• [Written request]
Out of the lines in this data, how many include "Acompanhamento"? Give the number and nothing else.

· · · · ·

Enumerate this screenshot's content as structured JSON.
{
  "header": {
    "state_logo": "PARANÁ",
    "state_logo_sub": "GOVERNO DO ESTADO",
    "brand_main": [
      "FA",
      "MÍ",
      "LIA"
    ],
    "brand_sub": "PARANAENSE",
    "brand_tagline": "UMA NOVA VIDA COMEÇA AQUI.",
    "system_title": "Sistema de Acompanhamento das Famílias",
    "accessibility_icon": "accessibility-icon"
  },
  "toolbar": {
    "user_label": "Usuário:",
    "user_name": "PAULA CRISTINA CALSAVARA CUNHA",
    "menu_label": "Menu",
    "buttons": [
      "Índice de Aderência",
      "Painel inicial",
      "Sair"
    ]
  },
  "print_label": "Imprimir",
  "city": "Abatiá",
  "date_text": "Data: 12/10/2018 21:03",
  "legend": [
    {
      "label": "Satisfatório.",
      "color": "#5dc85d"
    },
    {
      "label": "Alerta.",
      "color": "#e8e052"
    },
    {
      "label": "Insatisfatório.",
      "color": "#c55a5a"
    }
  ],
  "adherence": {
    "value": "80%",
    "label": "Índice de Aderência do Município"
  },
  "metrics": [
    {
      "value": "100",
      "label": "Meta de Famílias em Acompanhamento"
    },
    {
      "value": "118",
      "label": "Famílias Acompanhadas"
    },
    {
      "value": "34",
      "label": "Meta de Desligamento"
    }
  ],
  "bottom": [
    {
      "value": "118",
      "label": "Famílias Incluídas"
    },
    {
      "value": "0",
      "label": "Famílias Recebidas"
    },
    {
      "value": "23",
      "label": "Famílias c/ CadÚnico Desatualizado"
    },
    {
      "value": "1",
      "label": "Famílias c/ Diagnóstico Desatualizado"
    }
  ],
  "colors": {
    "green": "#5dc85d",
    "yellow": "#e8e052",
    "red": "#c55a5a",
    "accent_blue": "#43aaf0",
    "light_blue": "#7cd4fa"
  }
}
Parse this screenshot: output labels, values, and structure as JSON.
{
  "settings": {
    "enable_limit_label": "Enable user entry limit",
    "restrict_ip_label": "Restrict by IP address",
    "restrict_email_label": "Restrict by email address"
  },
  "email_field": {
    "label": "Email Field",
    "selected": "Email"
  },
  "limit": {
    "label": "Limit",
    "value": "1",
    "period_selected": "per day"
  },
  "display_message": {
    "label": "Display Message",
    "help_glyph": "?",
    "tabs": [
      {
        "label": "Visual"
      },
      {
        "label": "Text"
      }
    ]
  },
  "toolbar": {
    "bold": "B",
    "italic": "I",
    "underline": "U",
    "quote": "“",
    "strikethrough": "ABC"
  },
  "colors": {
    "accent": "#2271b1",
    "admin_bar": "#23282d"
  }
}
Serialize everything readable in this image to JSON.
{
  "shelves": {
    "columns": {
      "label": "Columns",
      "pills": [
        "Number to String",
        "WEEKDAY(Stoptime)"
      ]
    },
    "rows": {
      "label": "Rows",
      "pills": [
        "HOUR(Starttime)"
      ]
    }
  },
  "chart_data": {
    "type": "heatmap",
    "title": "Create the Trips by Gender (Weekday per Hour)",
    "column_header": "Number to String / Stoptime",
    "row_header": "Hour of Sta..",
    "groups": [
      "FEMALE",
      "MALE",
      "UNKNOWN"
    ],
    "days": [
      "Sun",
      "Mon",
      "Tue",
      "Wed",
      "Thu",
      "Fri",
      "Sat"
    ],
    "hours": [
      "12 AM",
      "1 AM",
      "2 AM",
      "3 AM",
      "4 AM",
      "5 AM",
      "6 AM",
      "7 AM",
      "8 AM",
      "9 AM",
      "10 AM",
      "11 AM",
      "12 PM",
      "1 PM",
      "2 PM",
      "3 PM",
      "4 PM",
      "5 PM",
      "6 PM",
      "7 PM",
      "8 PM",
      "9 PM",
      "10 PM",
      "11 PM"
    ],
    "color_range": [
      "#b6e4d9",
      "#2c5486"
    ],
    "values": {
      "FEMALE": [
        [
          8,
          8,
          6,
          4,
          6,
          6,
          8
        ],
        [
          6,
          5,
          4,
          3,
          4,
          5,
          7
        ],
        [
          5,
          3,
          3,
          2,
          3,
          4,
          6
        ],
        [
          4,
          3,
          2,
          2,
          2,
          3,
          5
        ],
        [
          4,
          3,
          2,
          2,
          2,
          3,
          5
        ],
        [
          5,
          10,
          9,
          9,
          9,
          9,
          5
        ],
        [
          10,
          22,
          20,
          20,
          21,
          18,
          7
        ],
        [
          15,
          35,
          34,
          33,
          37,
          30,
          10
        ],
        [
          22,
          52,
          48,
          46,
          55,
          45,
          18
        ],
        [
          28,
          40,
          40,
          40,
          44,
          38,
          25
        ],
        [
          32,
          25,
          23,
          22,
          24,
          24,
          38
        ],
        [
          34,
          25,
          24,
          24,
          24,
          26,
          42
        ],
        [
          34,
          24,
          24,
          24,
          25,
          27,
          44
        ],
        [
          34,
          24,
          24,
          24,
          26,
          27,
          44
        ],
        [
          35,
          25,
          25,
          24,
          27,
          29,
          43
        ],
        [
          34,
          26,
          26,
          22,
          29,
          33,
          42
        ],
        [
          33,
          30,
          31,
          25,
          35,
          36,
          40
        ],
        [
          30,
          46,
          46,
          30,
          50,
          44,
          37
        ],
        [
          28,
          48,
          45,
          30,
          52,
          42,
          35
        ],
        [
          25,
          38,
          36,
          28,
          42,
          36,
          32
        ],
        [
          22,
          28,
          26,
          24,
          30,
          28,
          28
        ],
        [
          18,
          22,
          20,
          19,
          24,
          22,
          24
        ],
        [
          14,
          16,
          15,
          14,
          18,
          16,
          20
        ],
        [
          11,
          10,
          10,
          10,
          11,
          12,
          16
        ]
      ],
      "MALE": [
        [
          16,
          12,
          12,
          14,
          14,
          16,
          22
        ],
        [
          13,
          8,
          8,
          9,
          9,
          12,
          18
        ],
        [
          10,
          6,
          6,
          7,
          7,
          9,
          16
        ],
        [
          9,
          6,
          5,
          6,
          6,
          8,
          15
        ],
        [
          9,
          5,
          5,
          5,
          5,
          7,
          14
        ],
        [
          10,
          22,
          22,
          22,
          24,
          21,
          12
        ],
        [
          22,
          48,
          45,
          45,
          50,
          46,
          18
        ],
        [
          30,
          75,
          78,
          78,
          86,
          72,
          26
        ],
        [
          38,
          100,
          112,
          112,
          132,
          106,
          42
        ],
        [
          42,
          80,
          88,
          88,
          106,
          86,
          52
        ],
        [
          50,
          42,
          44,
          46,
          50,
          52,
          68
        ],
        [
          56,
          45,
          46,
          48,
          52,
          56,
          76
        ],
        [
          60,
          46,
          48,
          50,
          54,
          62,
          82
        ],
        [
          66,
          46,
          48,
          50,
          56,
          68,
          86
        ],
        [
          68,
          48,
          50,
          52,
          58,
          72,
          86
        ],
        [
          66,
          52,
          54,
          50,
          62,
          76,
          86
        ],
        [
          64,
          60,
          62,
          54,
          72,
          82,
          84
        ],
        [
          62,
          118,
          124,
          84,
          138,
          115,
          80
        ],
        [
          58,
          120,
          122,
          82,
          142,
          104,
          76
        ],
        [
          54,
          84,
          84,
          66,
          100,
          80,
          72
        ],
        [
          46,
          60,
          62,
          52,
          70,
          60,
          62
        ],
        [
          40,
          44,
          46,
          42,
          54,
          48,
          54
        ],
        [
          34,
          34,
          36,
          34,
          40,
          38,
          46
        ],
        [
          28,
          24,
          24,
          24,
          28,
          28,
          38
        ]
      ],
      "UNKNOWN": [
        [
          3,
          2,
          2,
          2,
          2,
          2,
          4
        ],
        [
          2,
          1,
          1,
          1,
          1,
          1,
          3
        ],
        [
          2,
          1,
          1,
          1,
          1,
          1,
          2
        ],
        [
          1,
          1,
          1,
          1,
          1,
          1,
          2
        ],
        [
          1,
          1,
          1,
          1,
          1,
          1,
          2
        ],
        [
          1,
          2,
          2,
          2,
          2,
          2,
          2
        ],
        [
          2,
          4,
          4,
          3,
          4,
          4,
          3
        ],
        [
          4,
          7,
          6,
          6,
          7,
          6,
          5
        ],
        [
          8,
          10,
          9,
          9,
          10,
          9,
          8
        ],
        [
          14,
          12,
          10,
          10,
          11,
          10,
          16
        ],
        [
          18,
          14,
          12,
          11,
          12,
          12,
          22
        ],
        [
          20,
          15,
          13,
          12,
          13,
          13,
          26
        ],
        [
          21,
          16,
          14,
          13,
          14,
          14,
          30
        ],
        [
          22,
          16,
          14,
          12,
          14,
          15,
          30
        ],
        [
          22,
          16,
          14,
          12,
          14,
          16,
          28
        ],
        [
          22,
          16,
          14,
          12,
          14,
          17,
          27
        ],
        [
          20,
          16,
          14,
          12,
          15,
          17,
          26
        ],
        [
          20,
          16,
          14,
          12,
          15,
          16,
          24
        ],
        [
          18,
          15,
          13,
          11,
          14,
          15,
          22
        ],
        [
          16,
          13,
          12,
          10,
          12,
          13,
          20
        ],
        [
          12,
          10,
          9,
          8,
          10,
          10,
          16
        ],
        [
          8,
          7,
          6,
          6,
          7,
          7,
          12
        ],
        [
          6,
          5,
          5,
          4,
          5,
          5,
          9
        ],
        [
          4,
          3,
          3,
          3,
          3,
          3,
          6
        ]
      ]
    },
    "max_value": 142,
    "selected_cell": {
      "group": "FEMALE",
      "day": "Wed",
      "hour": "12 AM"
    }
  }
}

· · · · ·

• [Worked answer]
2